Lawrence (O'Toole) y su conciencia, el sherif Ali (Omar Sharif).

 

 

El de Lawrence es el drama de un hombre que reniega de la identidad que lo aprisiona y busca reescribirse. Deseo comprensible, si los hay. ¿Qué sería la libertad, esa "digna casa de siete pilares" prometida a Dahoum, sino la potencialidad humana de labrar el propio destino? Una de las tensiones que fluye por debajo de la relación entre Lawrence y los beduinos es el contraste entre el fatalismo árabe, según el cual todo lo que ocurre es porque "ya ha sido escrito", y el positivismo occidental. Lawrence pretende que nada ha sido escrito, que el futuro es una hoja en blanco, tan limpia como el desierto. En líneas generales, no puedo estar más de acuerdo. Pero reinventarse no es moco de pavo, aún en términos individuales y en el marco de una sociedad próspera y estable. Por eso mismo, cuando intentás resolver tu propio mambo —poner en acto tu psicodrama— en la primera línea de un quilombo mundial, y encima escribiendo con vidas ajenas, la irrupción de la tragedia se torna inevitable. ¿Cómo podía obtener libertad alguna para su amado Dahoum cuando él mismo, el petiso Ned Lawrence, era la criatura menos libre que se podía concebir?

> [LISTA DE TAREAS]:
1 > Según el fragmento sobre Lawrence, ¿qué contraste fluye por debajo de la relación entre Lawrence y los beduinos?
2 > Escribe cómo sigue el fragmento sobre Lawrence a partir de su última oración.

> [DATOS MOSTRADOS]:
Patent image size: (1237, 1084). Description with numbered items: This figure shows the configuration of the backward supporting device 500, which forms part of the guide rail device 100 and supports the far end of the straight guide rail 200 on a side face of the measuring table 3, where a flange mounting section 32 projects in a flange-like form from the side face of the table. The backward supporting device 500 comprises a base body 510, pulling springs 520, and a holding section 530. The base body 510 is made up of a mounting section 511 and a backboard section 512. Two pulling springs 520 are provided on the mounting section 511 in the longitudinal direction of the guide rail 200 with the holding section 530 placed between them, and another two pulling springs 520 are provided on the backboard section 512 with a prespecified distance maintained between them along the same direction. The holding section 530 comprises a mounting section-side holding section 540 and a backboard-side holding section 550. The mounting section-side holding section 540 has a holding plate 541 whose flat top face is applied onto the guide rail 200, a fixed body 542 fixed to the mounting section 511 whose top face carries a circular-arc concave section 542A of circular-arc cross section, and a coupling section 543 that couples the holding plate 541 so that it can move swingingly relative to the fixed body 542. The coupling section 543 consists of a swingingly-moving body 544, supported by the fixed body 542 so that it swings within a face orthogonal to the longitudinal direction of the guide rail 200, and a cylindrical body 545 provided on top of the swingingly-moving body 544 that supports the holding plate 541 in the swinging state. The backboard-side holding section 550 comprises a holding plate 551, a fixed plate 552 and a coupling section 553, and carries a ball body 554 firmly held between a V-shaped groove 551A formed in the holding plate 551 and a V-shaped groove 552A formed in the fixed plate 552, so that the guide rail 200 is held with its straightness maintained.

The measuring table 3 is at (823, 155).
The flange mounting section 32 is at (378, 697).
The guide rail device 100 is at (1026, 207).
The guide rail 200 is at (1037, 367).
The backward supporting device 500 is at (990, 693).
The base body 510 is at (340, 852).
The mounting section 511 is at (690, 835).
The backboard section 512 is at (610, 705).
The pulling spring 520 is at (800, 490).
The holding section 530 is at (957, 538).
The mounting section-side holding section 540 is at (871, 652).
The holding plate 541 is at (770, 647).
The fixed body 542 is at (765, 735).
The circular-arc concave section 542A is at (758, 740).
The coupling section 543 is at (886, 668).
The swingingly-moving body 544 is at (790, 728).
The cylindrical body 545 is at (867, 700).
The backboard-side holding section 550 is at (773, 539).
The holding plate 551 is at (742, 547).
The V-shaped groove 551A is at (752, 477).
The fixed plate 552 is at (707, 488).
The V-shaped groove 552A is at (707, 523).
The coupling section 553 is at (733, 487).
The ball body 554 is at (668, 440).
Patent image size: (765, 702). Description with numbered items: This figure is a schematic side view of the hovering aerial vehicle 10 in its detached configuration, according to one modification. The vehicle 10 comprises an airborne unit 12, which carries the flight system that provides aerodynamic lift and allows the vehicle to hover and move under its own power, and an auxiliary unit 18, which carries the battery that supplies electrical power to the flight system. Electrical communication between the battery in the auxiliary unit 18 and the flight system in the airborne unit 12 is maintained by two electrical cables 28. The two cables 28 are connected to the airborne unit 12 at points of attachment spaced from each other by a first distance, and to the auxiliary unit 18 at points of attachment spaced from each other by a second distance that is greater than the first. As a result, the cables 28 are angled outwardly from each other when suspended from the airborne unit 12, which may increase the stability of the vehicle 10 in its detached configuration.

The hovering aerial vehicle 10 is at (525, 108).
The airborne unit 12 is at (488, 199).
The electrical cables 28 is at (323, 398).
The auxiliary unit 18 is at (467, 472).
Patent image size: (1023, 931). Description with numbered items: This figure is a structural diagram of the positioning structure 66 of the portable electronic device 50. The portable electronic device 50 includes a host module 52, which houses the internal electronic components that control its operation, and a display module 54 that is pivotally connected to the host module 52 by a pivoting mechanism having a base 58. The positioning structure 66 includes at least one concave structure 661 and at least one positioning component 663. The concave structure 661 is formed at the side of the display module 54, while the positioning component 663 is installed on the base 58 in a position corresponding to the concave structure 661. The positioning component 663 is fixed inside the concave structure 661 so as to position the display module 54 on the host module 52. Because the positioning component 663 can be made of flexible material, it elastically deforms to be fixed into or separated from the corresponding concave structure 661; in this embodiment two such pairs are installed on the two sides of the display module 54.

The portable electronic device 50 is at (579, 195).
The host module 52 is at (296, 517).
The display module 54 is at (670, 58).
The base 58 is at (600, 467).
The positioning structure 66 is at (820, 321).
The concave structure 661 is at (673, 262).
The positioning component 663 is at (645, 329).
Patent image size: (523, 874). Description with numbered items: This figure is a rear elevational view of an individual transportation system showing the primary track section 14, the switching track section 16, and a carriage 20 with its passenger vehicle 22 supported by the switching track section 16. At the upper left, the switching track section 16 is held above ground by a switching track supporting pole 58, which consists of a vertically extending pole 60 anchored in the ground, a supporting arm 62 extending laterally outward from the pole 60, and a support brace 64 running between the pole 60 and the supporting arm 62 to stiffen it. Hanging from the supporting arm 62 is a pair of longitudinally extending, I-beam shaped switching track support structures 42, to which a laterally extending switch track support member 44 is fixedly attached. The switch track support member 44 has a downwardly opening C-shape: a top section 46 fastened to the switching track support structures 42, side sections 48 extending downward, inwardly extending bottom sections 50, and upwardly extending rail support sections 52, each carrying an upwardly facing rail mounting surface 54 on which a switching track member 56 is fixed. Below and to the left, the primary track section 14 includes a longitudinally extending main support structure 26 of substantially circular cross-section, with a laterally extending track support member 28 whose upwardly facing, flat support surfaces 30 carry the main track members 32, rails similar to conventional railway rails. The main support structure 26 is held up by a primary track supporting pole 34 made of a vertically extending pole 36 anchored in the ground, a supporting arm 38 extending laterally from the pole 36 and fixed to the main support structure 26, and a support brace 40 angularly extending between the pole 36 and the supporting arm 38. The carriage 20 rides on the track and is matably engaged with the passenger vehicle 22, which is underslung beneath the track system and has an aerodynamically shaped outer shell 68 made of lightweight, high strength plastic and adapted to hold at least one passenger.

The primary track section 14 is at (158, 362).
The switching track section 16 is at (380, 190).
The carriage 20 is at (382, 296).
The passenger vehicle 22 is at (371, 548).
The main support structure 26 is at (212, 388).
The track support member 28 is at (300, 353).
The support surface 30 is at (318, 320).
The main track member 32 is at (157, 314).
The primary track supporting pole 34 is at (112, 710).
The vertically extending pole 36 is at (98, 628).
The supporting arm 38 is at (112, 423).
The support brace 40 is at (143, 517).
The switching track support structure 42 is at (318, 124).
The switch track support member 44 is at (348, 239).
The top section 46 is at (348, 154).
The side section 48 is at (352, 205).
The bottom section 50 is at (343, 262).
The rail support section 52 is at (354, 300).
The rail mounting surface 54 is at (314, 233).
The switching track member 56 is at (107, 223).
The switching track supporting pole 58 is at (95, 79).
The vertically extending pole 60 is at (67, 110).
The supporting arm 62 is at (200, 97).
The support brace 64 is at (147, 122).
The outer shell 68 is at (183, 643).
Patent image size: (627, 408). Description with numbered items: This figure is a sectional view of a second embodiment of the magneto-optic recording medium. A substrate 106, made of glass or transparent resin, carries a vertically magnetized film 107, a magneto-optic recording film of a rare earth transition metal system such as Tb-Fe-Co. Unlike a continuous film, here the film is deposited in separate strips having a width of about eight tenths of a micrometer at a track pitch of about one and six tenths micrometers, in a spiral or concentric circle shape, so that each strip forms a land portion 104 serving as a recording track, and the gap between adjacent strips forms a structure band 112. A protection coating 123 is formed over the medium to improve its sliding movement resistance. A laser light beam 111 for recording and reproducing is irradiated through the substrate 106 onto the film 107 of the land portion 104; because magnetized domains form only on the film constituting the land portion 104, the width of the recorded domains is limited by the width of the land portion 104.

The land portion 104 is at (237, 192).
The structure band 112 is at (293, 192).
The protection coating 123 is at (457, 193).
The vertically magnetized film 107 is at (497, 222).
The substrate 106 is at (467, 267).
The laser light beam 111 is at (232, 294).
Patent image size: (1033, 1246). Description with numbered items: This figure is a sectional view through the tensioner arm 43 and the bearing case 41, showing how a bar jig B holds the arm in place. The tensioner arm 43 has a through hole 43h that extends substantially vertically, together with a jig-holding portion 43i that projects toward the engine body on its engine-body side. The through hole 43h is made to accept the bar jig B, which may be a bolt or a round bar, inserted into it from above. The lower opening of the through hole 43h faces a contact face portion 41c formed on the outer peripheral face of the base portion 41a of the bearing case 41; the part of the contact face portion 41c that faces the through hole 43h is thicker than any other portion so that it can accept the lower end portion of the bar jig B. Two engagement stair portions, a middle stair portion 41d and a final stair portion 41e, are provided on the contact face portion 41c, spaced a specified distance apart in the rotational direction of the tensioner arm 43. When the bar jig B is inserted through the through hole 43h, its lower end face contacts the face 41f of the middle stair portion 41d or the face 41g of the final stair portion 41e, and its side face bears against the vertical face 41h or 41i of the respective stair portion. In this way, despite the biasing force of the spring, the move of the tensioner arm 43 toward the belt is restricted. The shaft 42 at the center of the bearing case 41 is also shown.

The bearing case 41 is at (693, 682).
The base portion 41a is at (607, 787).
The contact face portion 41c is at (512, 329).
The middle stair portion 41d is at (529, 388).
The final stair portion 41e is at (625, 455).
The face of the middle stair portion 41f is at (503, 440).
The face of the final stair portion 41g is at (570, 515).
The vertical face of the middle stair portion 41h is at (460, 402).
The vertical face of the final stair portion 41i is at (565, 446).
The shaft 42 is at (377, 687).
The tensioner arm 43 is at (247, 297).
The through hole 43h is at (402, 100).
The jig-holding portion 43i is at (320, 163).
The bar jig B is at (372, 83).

> [RESPUESTAS DEL EJERCICIO]:
1 > El contraste entre el fatalismo árabe, según el cual todo lo que ocurre es porque "ya ha sido escrito", y el positivismo occidental.

2 >
Este es, quizás, el mejor fundamento de la excepcionalidad del film de David Lean. Durante su hora final, Lawrence de Arabia es casi un documental sobre un colapso nervioso en tiempo real, la disolución de una personalidad que ha intentado construirse sobre premisas falsas — Lawrence como el prototipo del hombre hueco del poema de Eliot. Pero además, si la analizamos en términos políticos, es la deconstrucción del paradigma del héroe occidental, a quien se expone en su insustancialidad.

 

El Lawrence de la posteridad.

 

 

En el film de Lean los europeos son crueles manipuladores, que tañen el complejo mesiánico de Lawrence así como un músico eximio exprime su instrumento. Hasta los turcos se convierten en figuras dignas de misericordia en el final. El único que no está corrompido ni se deja corromper es Ali, que asume el discurso libertario de Lawrence y lo conserva, sin dejarse abatir por las limitaciones humanas de su referente político. En algún sentido, el film de Lean es una variación sobre el mismo tema que toca Walsh en su cuento Un oscuro día de justicia.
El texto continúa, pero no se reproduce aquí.